Part of a data file

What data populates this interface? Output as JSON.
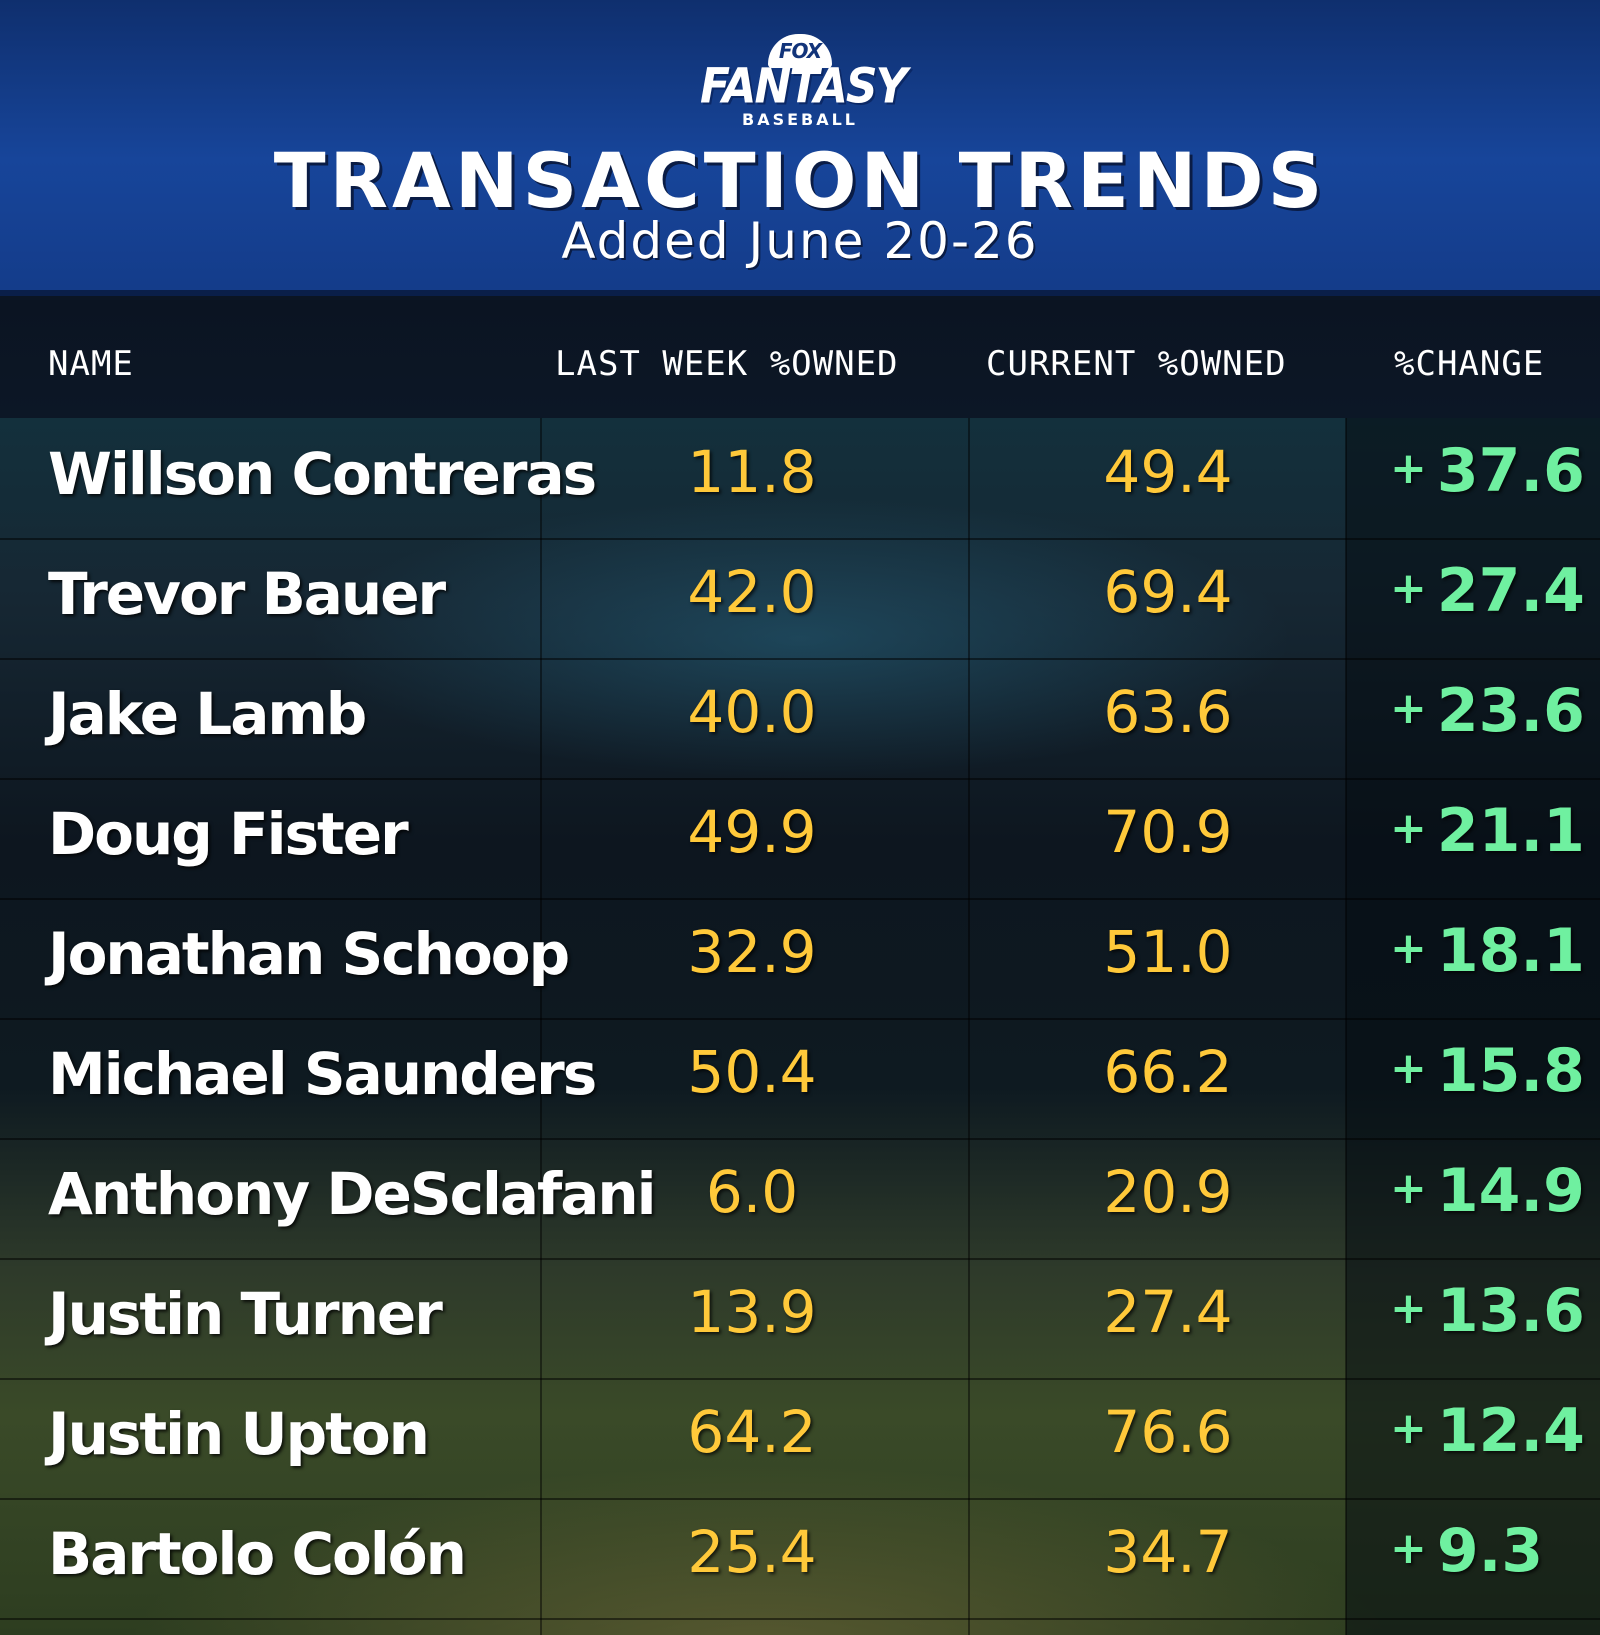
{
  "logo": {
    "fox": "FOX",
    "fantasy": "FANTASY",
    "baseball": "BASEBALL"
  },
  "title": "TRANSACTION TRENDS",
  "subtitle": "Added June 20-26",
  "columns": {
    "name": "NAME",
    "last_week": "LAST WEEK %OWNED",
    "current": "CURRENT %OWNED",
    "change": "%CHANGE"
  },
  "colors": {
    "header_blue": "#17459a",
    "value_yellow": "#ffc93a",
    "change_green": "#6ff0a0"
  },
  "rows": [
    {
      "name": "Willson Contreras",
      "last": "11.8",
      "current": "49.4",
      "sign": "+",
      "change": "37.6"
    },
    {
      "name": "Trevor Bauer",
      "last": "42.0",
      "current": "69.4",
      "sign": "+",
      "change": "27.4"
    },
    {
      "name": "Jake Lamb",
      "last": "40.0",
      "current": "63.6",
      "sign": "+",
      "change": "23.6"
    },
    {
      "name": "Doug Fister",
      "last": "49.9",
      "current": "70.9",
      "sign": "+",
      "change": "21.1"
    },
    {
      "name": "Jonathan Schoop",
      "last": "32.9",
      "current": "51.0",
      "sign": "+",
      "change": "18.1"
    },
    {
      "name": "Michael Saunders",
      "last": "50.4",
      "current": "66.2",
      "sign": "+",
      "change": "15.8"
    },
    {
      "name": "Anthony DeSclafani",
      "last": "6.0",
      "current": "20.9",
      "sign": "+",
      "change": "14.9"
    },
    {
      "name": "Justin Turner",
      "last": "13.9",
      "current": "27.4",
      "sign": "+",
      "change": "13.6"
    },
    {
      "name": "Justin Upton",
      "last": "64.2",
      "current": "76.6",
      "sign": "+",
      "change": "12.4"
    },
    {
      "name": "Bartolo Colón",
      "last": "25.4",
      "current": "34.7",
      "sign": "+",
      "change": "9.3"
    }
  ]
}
--
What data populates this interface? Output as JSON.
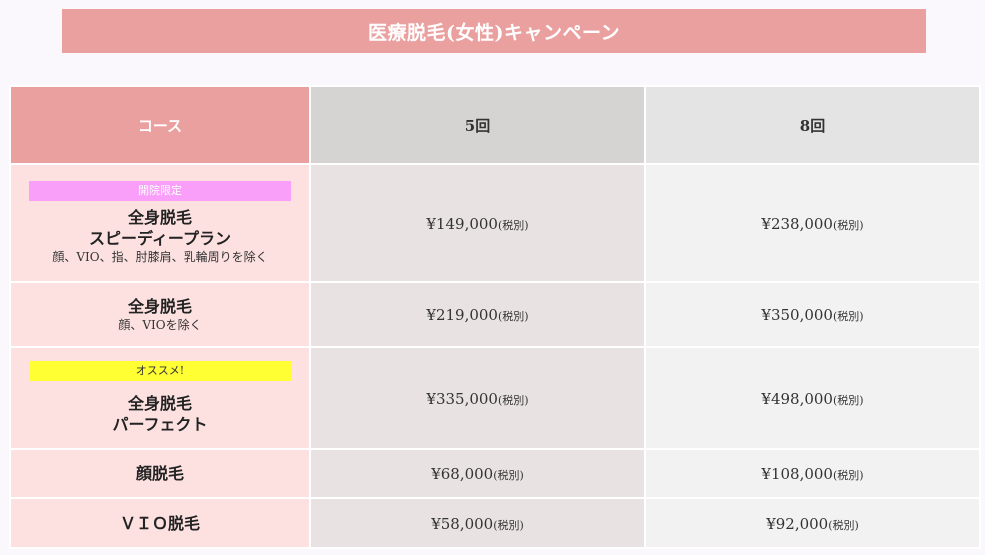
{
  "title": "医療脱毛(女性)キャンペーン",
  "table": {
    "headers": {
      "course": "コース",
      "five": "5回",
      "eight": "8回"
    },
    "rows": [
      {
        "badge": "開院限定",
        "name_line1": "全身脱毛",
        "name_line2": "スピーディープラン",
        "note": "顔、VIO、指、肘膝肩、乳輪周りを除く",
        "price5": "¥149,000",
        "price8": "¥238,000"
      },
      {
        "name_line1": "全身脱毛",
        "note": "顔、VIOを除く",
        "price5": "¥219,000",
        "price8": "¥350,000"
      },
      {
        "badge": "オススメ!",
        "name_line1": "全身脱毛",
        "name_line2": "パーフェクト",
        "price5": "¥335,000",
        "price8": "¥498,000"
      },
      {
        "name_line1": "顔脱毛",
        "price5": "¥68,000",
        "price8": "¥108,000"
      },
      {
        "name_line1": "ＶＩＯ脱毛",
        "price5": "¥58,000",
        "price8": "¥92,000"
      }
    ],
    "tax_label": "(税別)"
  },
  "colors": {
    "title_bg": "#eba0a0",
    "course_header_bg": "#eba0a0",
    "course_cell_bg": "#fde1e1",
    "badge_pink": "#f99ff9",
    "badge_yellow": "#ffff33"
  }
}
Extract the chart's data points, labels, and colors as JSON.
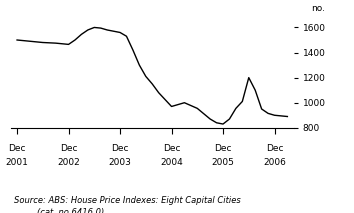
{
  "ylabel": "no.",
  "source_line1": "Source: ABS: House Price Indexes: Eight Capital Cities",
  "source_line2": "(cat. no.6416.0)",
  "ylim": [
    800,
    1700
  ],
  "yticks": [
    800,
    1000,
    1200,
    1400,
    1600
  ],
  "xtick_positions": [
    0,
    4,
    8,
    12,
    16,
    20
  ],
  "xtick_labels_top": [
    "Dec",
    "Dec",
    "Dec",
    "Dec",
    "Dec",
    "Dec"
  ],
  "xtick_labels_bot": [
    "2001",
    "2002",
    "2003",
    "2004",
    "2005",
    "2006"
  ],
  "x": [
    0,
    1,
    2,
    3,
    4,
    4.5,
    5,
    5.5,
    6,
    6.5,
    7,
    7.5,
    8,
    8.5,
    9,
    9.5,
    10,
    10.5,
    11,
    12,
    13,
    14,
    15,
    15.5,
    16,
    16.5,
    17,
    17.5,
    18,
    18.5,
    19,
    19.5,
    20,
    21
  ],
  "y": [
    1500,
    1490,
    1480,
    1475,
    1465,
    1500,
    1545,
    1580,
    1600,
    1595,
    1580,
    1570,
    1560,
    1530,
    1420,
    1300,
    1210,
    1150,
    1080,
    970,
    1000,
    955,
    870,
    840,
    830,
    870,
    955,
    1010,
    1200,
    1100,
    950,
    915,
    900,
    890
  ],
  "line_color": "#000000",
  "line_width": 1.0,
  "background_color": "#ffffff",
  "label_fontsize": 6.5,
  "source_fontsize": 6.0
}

## Task requirements
Show every line where the string "OWNED" appears.

## The completed task
    "last_week": "LAST WEEK %OWNED",
    "current": "CURRENT %OWNED",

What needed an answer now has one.